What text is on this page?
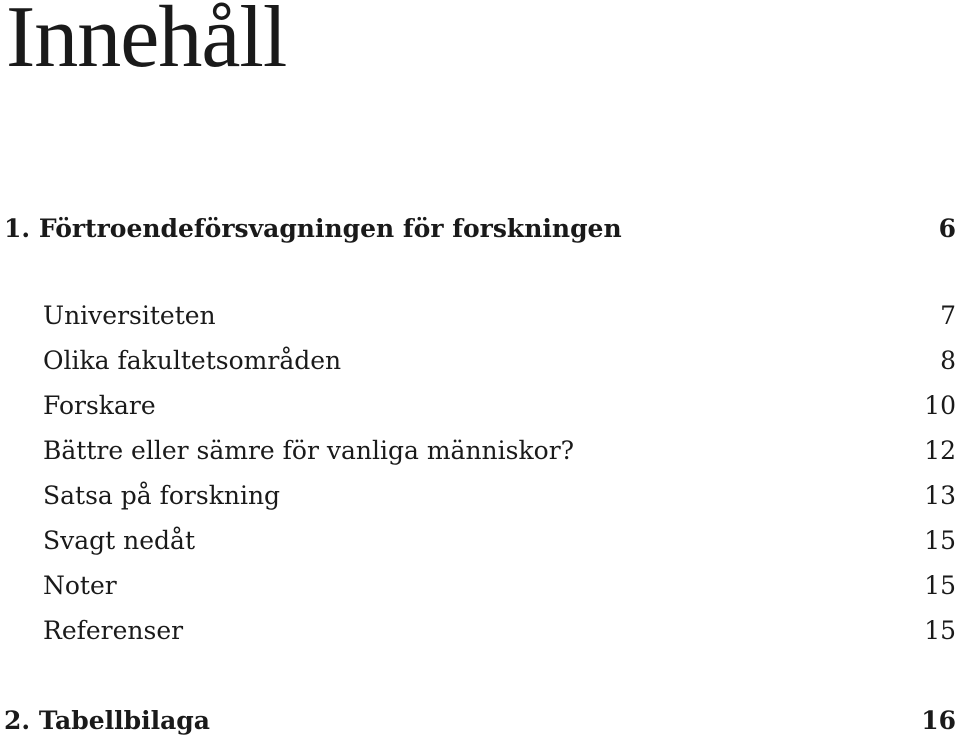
Innehåll
1. Förtroendeförsvagningen för forskningen	6
Universiteten	7
Olika fakultetsområden	8
Forskare	10
Bättre eller sämre för vanliga människor?	12
Satsa på forskning	13
Svagt nedåt	15
Noter	15
Referenser	15
2. Tabellbilaga	16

:::::

## SHORT TASK
Reproduce all entries without any change, and omit the pictures.

## WRITTEN REPLY
What text is on this page?
Innehåll
1. Förtroendeförsvagningen för forskningen	6
Universiteten	7
Olika fakultetsområden	8
Forskare	10
Bättre eller sämre för vanliga människor?	12
Satsa på forskning	13
Svagt nedåt	15
Noter	15
Referenser	15
2. Tabellbilaga	16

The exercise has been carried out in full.